▸ Provided material:
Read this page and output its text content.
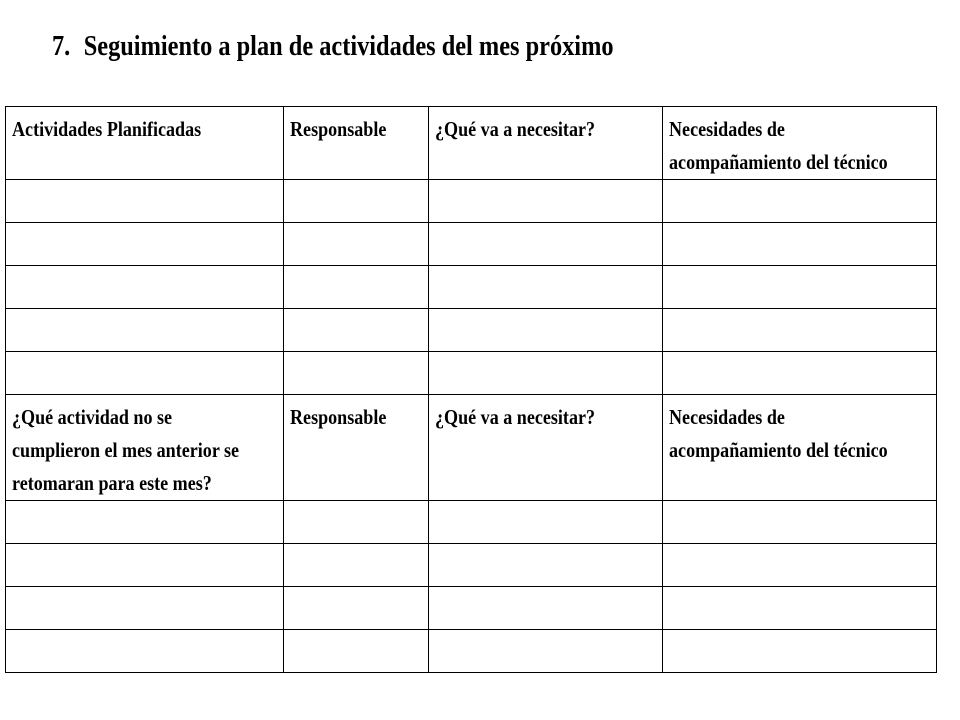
7. Seguimiento a plan de actividades del mes próximo
Actividades Planificadas	Responsable	¿Qué va a necesitar?	Necesidades de
acompañamiento del técnico

¿Qué actividad no se
cumplieron el mes anterior se
retomaran para este mes?	Responsable	¿Qué va a necesitar?	Necesidades de
acompañamiento del técnico
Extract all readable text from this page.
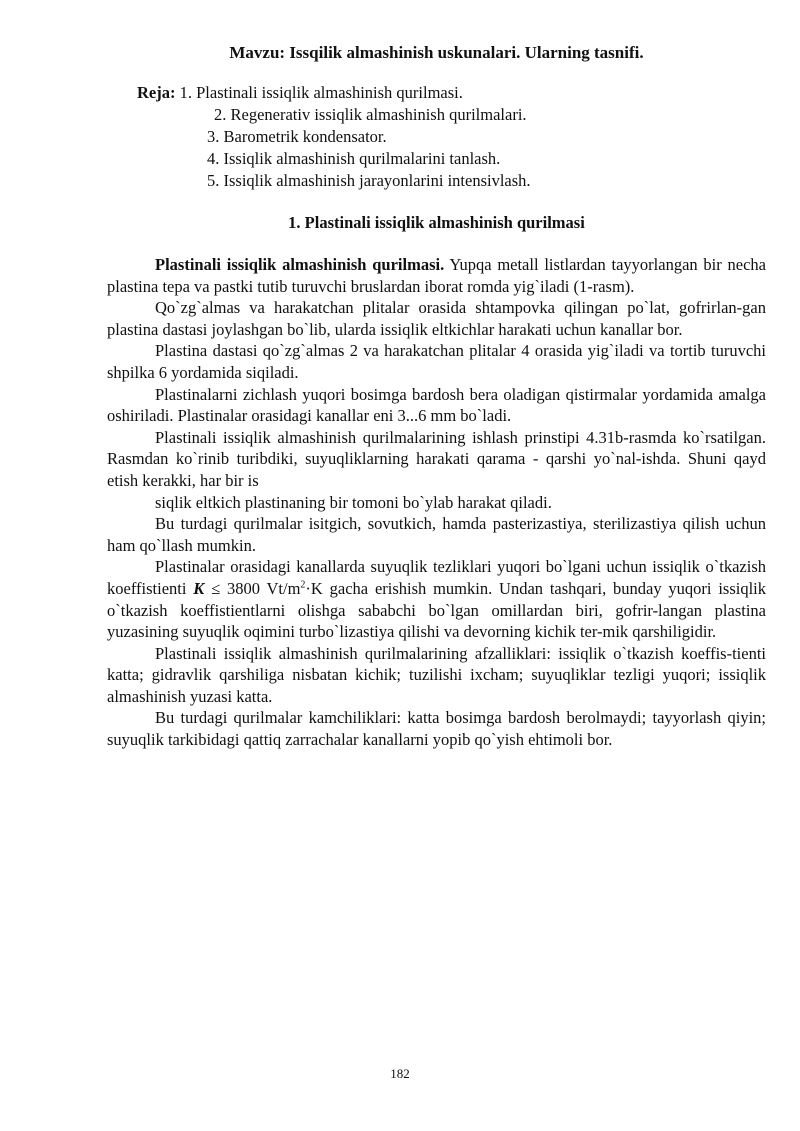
Mavzu: Issqilik almashinish uskunalari. Ularning tasnifi.
Reja: 1. Plastinali issiqlik almashinish qurilmasi.
2. Regenerativ issiqlik almashinish qurilmalari.
3. Barometrik kondensator.
4. Issiqlik almashinish qurilmalarini tanlash.
5. Issiqlik almashinish jarayonlarini intensivlash.
1. Plastinali issiqlik almashinish qurilmasi

Plastinali issiqlik almashinish qurilmasi. Yupqa metall listlardan tayyorlangan bir necha plastina tepa va pastki tutib turuvchi bruslardan iborat romda yig`iladi (1-rasm).

Qo`zg`almas va harakatchan plitalar orasida shtampovka qilingan po`lat, gofrirlan-gan plastina dastasi joylashgan bo`lib, ularda issiqlik eltkichlar harakati uchun kanallar bor.

Plastina dastasi qo`zg`almas 2 va harakatchan plitalar 4 orasida yig`iladi va tortib turuvchi shpilka 6 yordamida siqiladi.

Plastinalarni zichlash yuqori bosimga bardosh bera oladigan qistirmalar yordamida amalga oshiriladi. Plastinalar orasidagi kanallar eni 3...6 mm bo`ladi.

Plastinali issiqlik almashinish qurilmalarining ishlash prinstipi 4.31b-rasmda ko`rsatilgan. Rasmdan ko`rinib turibdiki, suyuqliklarning harakati qarama - qarshi yo`nal-ishda. Shuni qayd etish kerakki, har bir is

siqlik eltkich plastinaning bir tomoni bo`ylab harakat qiladi.

Bu turdagi qurilmalar isitgich, sovutkich, hamda pasterizastiya, sterilizastiya qilish uchun ham qo`llash mumkin.

Plastinalar orasidagi kanallarda suyuqlik tezliklari yuqori bo`lgani uchun issiqlik o`tkazish koeffistienti K ≤ 3800 $Vt/m^2\cdot K$ gacha erishish mumkin. Undan tashqari, bunday yuqori issiqlik o`tkazish koeffistientlarni olishga sababchi bo`lgan omillardan biri, gofrir-langan plastina yuzasining suyuqlik oqimini turbo`lizastiya qilishi va devorning kichik ter-mik qarshiligidir.

Plastinali issiqlik almashinish qurilmalarining afzalliklari: issiqlik o`tkazish koeffis-tienti katta; gidravlik qarshiliga nisbatan kichik; tuzilishi ixcham; suyuqliklar tezligi yuqori; issiqlik almashinish yuzasi katta.

Bu turdagi qurilmalar kamchiliklari: katta bosimga bardosh berolmaydi; tayyorlash qiyin; suyuqlik tarkibidagi qattiq zarrachalar kanallarni yopib qo`yish ehtimoli bor.

182
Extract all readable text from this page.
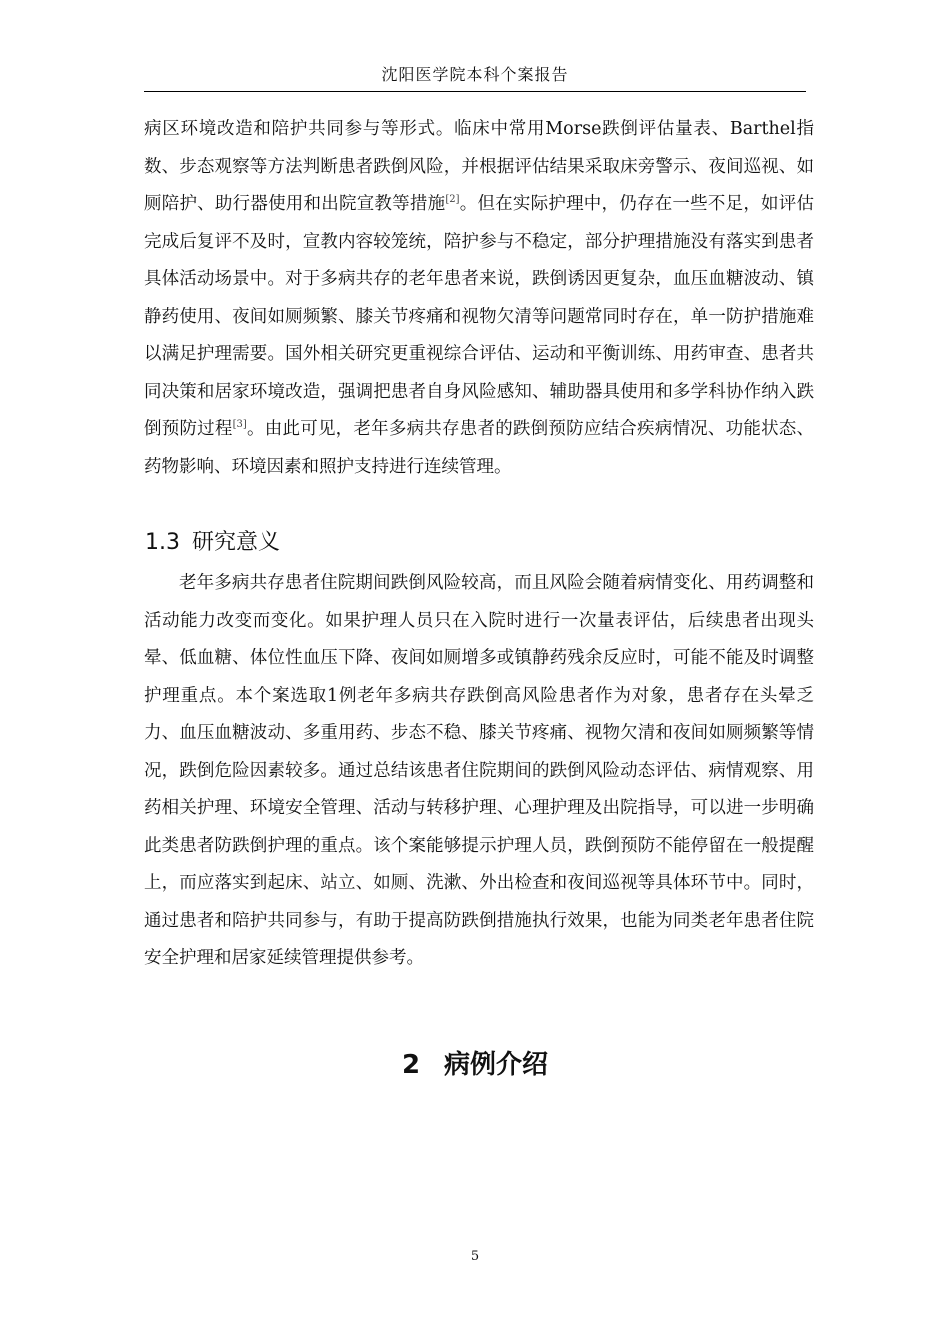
沈阳医学院本科个案报告

病区环境改造和陪护共同参与等形式。临床中常用Morse跌倒评估量表、Barthel指数、步态观察等方法判断患者跌倒风险，并根据评估结果采取床旁警示、夜间巡视、如厕陪护、助行器使用和出院宣教等措施[2]。但在实际护理中，仍存在一些不足，如评估完成后复评不及时，宣教内容较笼统，陪护参与不稳定，部分护理措施没有落实到患者具体活动场景中。对于多病共存的老年患者来说，跌倒诱因更复杂，血压血糖波动、镇静药使用、夜间如厕频繁、膝关节疼痛和视物欠清等问题常同时存在，单一防护措施难以满足护理需要。国外相关研究更重视综合评估、运动和平衡训练、用药审查、患者共同决策和居家环境改造，强调把患者自身风险感知、辅助器具使用和多学科协作纳入跌倒预防过程[3]。由此可见，老年多病共存患者的跌倒预防应结合疾病情况、功能状态、药物影响、环境因素和照护支持进行连续管理。

1.3 研究意义

老年多病共存患者住院期间跌倒风险较高，而且风险会随着病情变化、用药调整和活动能力改变而变化。如果护理人员只在入院时进行一次量表评估，后续患者出现头晕、低血糖、体位性血压下降、夜间如厕增多或镇静药残余反应时，可能不能及时调整护理重点。本个案选取1例老年多病共存跌倒高风险患者作为对象，患者存在头晕乏力、血压血糖波动、多重用药、步态不稳、膝关节疼痛、视物欠清和夜间如厕频繁等情况，跌倒危险因素较多。通过总结该患者住院期间的跌倒风险动态评估、病情观察、用药相关护理、环境安全管理、活动与转移护理、心理护理及出院指导，可以进一步明确此类患者防跌倒护理的重点。该个案能够提示护理人员，跌倒预防不能停留在一般提醒上，而应落实到起床、站立、如厕、洗漱、外出检查和夜间巡视等具体环节中。同时，通过患者和陪护共同参与，有助于提高防跌倒措施执行效果，也能为同类老年患者住院安全护理和居家延续管理提供参考。

2 病例介绍
5
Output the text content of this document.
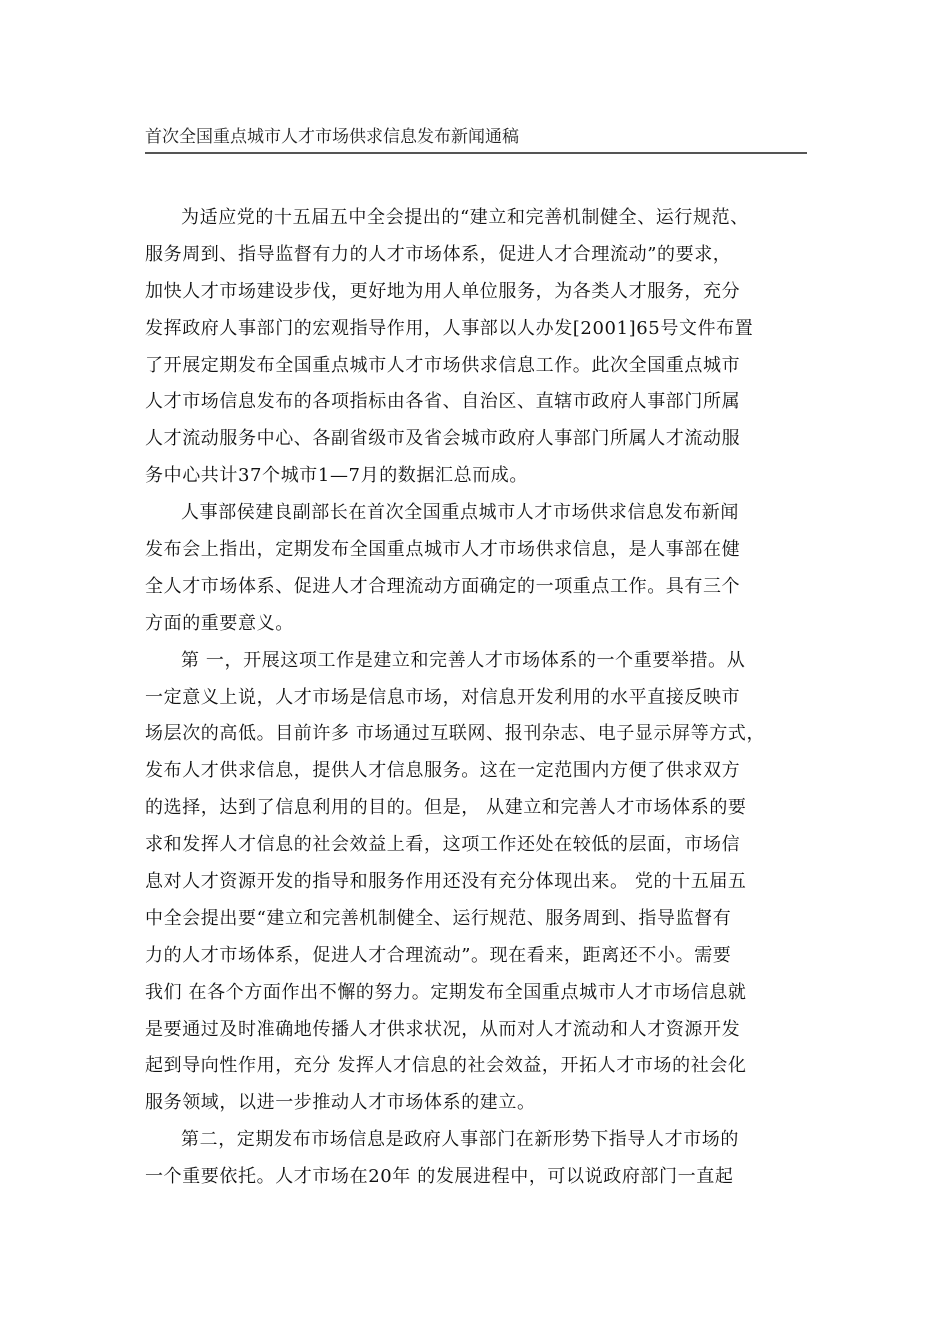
首次全国重点城市人才市场供求信息发布新闻通稿

为适应党的十五届五中全会提出的“建立和完善机制健全、运行规范、
服务周到、指导监督有力的人才市场体系，促进人才合理流动”的要求，
加快人才市场建设步伐，更好地为用人单位服务，为各类人才服务，充分
发挥政府人事部门的宏观指导作用，人事部以人办发[2001]65号文件布置
了开展定期发布全国重点城市人才市场供求信息工作。此次全国重点城市
人才市场信息发布的各项指标由各省、自治区、直辖市政府人事部门所属
人才流动服务中心、各副省级市及省会城市政府人事部门所属人才流动服
务中心共计37个城市1—7月的数据汇总而成。

人事部侯建良副部长在首次全国重点城市人才市场供求信息发布新闻
发布会上指出，定期发布全国重点城市人才市场供求信息，是人事部在健
全人才市场体系、促进人才合理流动方面确定的一项重点工作。具有三个
方面的重要意义。

第 一，开展这项工作是建立和完善人才市场体系的一个重要举措。从
一定意义上说，人才市场是信息市场，对信息开发利用的水平直接反映市
场层次的高低。目前许多 市场通过互联网、报刊杂志、电子显示屏等方式，
发布人才供求信息，提供人才信息服务。这在一定范围内方便了供求双方
的选择，达到了信息利用的目的。但是， 从建立和完善人才市场体系的要
求和发挥人才信息的社会效益上看，这项工作还处在较低的层面，市场信
息对人才资源开发的指导和服务作用还没有充分体现出来。 党的十五届五
中全会提出要“建立和完善机制健全、运行规范、服务周到、指导监督有
力的人才市场体系，促进人才合理流动”。现在看来，距离还不小。需要
我们 在各个方面作出不懈的努力。定期发布全国重点城市人才市场信息就
是要通过及时准确地传播人才供求状况，从而对人才流动和人才资源开发
起到导向性作用，充分 发挥人才信息的社会效益，开拓人才市场的社会化
服务领域，以进一步推动人才市场体系的建立。

第二，定期发布市场信息是政府人事部门在新形势下指导人才市场的
一个重要依托。人才市场在20年 的发展进程中，可以说政府部门一直起
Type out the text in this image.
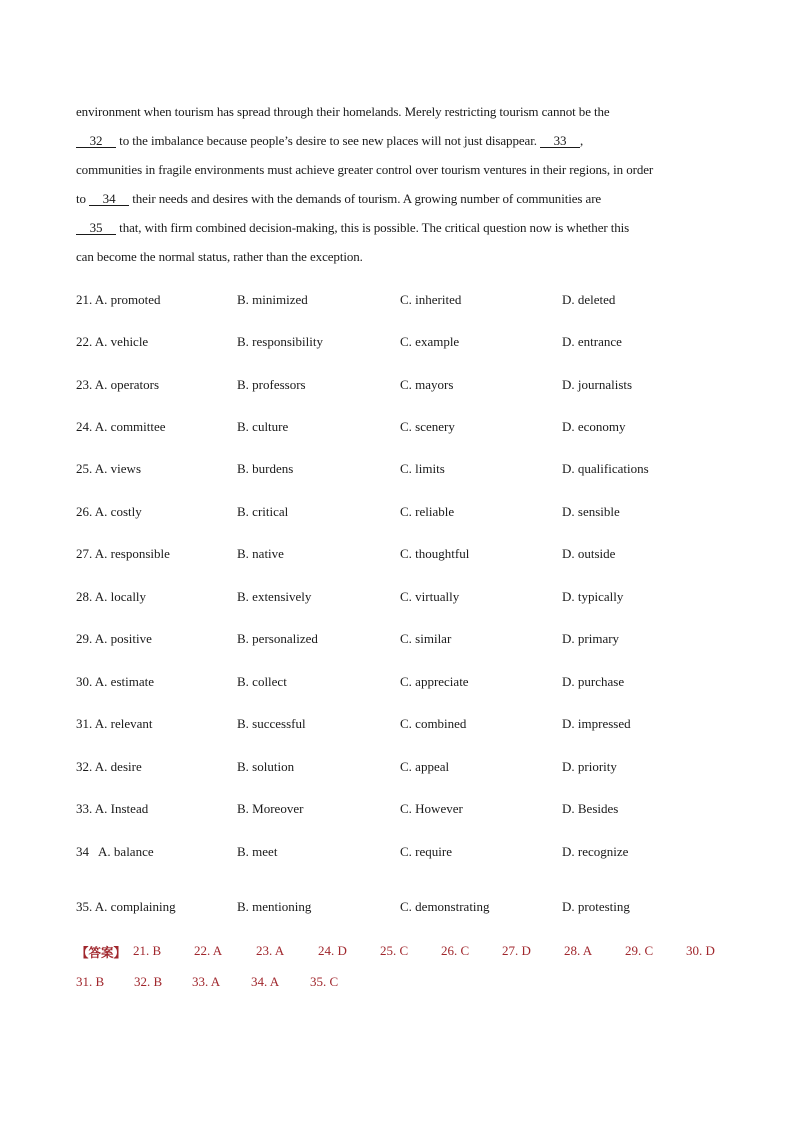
environment when tourism has spread through their homelands. Merely restricting tourism cannot be the
32     to the imbalance because people’s desire to see new places will not just disappear.     33 ,
communities in fragile environments must achieve greater control over tourism ventures in their regions, in order
to     34     their needs and desires with the demands of tourism. A growing number of communities are
35     that, with firm combined decision-making, this is possible. The critical question now is whether this
can become the normal status, rather than the exception.
21. A. promoted	B. minimized	C. inherited	D. deleted
22. A. vehicle	B. responsibility	C. example	D. entrance
23. A. operators	B. professors	C. mayors	D. journalists
24. A. committee	B. culture	C. scenery	D. economy
25. A. views	B. burdens	C. limits	D. qualifications
26. A. costly	B. critical	C. reliable	D. sensible
27. A. responsible	B. native	C. thoughtful	D. outside
28. A. locally	B. extensively	C. virtually	D. typically
29. A. positive	B. personalized	C. similar	D. primary
30. A. estimate	B. collect	C. appreciate	D. purchase
31. A. relevant	B. successful	C. combined	D. impressed
32. A. desire	B. solution	C. appeal	D. priority
33. A. Instead	B. Moreover	C. However	D. Besides
34   A. balance	B. meet	C. require	D. recognize
35. A. complaining	B. mentioning	C. demonstrating	D. protesting
【答案】 21. B	22. A	23. A	24. D	25. C	26. C	27. D	28. A	29. C	30. D
31. B 32. B 33. A 34. A 35. C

▸ Your instructions:
Determine how many lines include the word "qurilmalarining" and report that number by itself.

▸ Problem solution:
2